[Collected data entries]
_ _ _

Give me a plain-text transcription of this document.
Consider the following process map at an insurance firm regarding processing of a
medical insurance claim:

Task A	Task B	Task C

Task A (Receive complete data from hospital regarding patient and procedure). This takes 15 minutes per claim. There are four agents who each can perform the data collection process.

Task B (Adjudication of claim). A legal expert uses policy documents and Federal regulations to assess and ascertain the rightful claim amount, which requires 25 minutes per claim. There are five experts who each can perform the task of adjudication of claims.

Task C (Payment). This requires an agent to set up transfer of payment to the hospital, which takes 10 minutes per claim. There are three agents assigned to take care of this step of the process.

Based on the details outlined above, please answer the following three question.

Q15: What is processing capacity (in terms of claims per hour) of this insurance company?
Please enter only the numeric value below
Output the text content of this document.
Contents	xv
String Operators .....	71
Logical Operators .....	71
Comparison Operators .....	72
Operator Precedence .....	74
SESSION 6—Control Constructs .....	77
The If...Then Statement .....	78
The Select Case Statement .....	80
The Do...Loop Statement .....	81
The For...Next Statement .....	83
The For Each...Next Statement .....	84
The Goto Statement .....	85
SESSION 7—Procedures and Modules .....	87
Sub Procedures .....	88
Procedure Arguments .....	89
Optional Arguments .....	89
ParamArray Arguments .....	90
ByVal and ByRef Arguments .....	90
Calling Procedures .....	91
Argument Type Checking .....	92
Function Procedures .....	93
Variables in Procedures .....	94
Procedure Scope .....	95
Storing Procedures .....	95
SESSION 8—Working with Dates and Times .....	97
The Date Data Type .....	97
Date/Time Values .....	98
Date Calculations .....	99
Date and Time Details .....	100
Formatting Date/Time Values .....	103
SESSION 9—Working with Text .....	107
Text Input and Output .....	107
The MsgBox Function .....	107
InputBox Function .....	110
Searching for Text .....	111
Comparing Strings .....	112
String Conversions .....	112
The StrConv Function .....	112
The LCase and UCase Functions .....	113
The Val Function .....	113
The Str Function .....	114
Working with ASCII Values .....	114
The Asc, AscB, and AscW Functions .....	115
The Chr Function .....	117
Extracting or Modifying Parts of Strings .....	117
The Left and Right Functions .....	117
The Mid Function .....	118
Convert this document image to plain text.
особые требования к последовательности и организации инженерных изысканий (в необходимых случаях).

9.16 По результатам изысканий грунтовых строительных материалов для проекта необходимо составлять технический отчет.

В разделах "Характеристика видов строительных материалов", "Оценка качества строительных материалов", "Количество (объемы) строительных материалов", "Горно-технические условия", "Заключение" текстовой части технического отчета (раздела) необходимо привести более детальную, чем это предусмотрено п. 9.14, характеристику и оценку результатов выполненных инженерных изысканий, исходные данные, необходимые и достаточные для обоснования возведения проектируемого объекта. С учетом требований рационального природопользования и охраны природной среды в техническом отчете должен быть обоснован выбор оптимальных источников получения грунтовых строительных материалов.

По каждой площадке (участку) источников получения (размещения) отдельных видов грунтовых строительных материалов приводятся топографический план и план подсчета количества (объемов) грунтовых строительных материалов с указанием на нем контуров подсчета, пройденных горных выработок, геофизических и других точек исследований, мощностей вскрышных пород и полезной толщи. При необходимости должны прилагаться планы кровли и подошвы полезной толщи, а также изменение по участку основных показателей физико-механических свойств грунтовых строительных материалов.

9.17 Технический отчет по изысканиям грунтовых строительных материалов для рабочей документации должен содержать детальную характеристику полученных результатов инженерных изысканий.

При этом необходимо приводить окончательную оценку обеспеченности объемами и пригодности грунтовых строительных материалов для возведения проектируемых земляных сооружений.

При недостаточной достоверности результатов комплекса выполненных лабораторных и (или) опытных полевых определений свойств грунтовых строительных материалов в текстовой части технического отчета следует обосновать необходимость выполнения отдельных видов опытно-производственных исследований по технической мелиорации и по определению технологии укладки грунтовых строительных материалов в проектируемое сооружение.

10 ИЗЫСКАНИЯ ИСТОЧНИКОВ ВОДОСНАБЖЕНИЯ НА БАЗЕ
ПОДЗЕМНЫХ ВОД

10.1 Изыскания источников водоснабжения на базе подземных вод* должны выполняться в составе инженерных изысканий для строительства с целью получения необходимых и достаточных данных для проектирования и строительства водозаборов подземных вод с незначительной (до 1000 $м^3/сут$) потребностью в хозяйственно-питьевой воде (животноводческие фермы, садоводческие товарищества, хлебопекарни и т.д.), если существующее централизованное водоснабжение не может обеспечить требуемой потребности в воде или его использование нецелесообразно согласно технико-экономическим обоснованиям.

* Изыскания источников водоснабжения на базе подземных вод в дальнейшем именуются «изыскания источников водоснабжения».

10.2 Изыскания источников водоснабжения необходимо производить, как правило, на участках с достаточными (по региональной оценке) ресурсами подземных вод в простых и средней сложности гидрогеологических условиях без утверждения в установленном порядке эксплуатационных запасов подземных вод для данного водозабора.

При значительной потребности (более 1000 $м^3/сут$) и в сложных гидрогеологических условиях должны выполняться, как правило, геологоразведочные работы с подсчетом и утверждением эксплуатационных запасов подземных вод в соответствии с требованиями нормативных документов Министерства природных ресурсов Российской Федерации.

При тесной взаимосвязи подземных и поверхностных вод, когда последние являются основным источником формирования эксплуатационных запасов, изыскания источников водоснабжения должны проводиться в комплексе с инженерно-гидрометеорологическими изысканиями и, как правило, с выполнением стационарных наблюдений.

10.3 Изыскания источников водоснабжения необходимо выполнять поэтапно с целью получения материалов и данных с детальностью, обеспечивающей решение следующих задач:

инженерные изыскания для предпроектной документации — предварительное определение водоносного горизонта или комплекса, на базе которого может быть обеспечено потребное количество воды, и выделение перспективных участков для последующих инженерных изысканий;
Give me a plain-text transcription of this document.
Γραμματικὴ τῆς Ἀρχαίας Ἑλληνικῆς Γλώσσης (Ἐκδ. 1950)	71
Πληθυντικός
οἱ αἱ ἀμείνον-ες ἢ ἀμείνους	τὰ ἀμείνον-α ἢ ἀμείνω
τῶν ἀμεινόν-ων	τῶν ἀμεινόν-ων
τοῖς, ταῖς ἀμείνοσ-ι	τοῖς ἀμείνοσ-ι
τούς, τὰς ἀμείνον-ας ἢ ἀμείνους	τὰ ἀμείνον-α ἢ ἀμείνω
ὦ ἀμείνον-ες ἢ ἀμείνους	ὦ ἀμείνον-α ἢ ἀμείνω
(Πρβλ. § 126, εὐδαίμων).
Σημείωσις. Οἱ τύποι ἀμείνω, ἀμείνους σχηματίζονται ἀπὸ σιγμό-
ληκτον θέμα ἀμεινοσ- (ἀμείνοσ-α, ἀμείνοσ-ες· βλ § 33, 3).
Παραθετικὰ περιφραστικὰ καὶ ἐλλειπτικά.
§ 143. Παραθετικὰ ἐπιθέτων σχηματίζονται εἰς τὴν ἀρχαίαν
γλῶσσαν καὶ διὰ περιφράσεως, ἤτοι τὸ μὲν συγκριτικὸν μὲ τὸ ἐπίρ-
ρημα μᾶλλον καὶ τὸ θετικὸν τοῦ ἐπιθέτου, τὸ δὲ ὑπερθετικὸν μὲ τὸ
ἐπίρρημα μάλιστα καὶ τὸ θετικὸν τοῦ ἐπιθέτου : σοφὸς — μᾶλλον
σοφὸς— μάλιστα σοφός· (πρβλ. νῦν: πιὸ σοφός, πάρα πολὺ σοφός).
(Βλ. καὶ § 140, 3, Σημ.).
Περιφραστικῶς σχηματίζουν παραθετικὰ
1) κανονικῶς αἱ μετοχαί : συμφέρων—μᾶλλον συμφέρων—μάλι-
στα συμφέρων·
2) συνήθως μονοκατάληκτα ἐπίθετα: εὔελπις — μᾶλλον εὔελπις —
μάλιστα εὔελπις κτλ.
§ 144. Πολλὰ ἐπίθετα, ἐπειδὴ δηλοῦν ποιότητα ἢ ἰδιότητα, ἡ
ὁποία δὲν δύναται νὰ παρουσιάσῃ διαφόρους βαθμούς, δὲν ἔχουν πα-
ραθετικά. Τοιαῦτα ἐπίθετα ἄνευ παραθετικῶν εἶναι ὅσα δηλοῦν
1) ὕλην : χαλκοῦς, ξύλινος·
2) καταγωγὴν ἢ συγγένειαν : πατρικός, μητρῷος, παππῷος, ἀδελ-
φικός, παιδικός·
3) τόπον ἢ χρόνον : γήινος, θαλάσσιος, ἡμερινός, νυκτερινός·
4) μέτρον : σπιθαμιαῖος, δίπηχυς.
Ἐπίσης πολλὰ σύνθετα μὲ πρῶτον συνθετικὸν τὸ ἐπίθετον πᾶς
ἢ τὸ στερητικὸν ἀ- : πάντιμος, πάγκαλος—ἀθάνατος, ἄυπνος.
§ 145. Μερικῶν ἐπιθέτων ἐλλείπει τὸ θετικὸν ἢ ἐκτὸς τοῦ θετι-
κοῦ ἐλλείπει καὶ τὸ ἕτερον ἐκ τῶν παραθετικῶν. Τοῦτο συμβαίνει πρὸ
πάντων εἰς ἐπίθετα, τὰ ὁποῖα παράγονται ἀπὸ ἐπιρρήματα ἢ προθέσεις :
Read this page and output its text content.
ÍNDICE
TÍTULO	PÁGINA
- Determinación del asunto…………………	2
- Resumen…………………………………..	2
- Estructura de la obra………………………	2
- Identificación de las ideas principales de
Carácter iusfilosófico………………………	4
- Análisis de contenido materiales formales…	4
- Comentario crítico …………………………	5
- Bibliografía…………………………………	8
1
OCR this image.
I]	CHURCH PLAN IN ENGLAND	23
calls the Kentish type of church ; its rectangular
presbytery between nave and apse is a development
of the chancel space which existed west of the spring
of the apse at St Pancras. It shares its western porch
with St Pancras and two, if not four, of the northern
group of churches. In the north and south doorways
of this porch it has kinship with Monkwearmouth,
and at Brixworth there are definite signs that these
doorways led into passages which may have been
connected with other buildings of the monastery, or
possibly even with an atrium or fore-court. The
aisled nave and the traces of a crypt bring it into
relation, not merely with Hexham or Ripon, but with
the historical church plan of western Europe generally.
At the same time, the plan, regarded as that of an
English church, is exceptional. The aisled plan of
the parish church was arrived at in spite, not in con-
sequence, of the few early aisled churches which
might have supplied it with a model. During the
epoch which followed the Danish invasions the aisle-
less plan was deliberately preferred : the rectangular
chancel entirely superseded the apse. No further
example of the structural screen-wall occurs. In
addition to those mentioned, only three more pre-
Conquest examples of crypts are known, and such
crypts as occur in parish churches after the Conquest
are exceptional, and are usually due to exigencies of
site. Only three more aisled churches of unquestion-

_ _ _

# WHAT TO WORK ON:
Extract all lines from the material above that include the word "характеристику".

# FINISHED ANSWER:
В разделах "Характеристика видов строительных материалов", "Оценка качества строительных материалов", "Количество (объемы) строительных материалов", "Горно-технические условия", "Заключение" текстовой части технического отчета (раздела) необходимо привести более детальную, чем это предусмотрено п. 9.14, характеристику и оценку результатов выполненных инженерных изысканий, исходные данные, необходимые и достаточные для обоснования возведения проектируемого объекта. С учетом требований рационального природопользования и охраны природной среды в техническом отчете должен быть обоснован выбор оптимальных источников получения грунтовых строительных материалов.
9.17 Технический отчет по изысканиям грунтовых строительных материалов для рабочей документации должен содержать детальную характеристику полученных результатов инженерных изысканий.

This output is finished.